GOAL OF THE EXERCISE |
Determine how many lines include the word "name", then give that number and nothing more.

- - -

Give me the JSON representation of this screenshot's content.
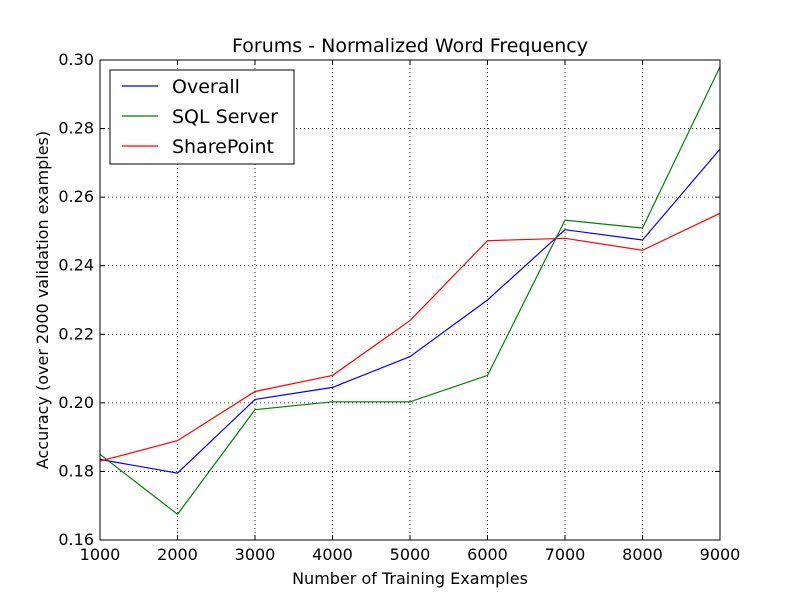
{
  "chart_data": {
    "type": "line",
    "title": "Forums - Normalized Word Frequency",
    "xlabel": "Number of Training Examples",
    "ylabel": "Accuracy (over 2000 validation examples)",
    "xlim": [
      1000,
      9000
    ],
    "ylim": [
      0.16,
      0.3
    ],
    "xticks": [
      1000,
      2000,
      3000,
      4000,
      5000,
      6000,
      7000,
      8000,
      9000
    ],
    "xtick_labels": [
      "1000",
      "2000",
      "3000",
      "4000",
      "5000",
      "6000",
      "7000",
      "8000",
      "9000"
    ],
    "yticks": [
      0.16,
      0.18,
      0.2,
      0.22,
      0.24,
      0.26,
      0.28,
      0.3
    ],
    "ytick_labels": [
      "0.16",
      "0.18",
      "0.20",
      "0.22",
      "0.24",
      "0.26",
      "0.28",
      "0.30"
    ],
    "grid": true,
    "legend_position": "top-left",
    "x": [
      1000,
      2000,
      3000,
      4000,
      5000,
      6000,
      7000,
      8000,
      9000
    ],
    "series": [
      {
        "name": "Overall",
        "color": "#0000ff",
        "values": [
          0.1835,
          0.1795,
          0.201,
          0.2045,
          0.2135,
          0.23,
          0.2505,
          0.2475,
          0.274
        ]
      },
      {
        "name": "SQL Server",
        "color": "#008000",
        "values": [
          0.185,
          0.1675,
          0.198,
          0.2003,
          0.2003,
          0.208,
          0.2533,
          0.251,
          0.298
        ]
      },
      {
        "name": "SharePoint",
        "color": "#ff0000",
        "values": [
          0.183,
          0.189,
          0.2033,
          0.208,
          0.224,
          0.2473,
          0.248,
          0.2445,
          0.2553
        ]
      }
    ]
  }
}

- - -

ANSWER TO THE TASK |
3